To do: Make an exact copy of the lines below.

--- Start ---

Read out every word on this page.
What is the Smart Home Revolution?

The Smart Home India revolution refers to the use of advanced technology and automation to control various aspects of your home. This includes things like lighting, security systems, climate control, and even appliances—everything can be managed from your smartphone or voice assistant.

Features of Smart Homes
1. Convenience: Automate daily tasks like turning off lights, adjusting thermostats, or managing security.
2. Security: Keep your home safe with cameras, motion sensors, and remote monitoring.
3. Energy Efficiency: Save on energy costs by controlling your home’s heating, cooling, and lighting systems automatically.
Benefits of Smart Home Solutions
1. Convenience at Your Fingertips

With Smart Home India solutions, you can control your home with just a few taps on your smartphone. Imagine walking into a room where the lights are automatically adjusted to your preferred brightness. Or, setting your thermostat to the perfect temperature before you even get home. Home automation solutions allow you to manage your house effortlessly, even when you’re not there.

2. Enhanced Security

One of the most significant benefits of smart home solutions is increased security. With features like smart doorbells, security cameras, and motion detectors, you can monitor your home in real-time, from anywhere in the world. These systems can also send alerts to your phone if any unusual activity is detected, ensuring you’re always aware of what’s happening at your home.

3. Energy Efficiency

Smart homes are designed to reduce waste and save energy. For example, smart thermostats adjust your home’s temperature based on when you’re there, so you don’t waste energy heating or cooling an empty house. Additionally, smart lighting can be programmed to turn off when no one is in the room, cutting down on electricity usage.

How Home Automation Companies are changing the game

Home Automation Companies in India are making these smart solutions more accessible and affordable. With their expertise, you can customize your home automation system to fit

--- End ---

Task response:
Read out every word on this page.
What is the Smart Home Revolution?

The Smart Home India revolution refers to the use of advanced technology and automation to control various aspects of your home. This includes things like lighting, security systems, climate control, and even appliances—everything can be managed from your smartphone or voice assistant.

Features of Smart Homes
1. Convenience: Automate daily tasks like turning off lights, adjusting thermostats, or managing security.
2. Security: Keep your home safe with cameras, motion sensors, and remote monitoring.
3. Energy Efficiency: Save on energy costs by controlling your home’s heating, cooling, and lighting systems automatically.
Benefits of Smart Home Solutions
1. Convenience at Your Fingertips

With Smart Home India solutions, you can control your home with just a few taps on your smartphone. Imagine walking into a room where the lights are automatically adjusted to your preferred brightness. Or, setting your thermostat to the perfect temperature before you even get home. Home automation solutions allow you to manage your house effortlessly, even when you’re not there.

2. Enhanced Security

One of the most significant benefits of smart home solutions is increased security. With features like smart doorbells, security cameras, and motion detectors, you can monitor your home in real-time, from anywhere in the world. These systems can also send alerts to your phone if any unusual activity is detected, ensuring you’re always aware of what’s happening at your home.

3. Energy Efficiency

Smart homes are designed to reduce waste and save energy. For example, smart thermostats adjust your home’s temperature based on when you’re there, so you don’t waste energy heating or cooling an empty house. Additionally, smart lighting can be programmed to turn off when no one is in the room, cutting down on electricity usage.

How Home Automation Companies are changing the game

Home Automation Companies in India are making these smart solutions more accessible and affordable. With their expertise, you can customize your home automation system to fit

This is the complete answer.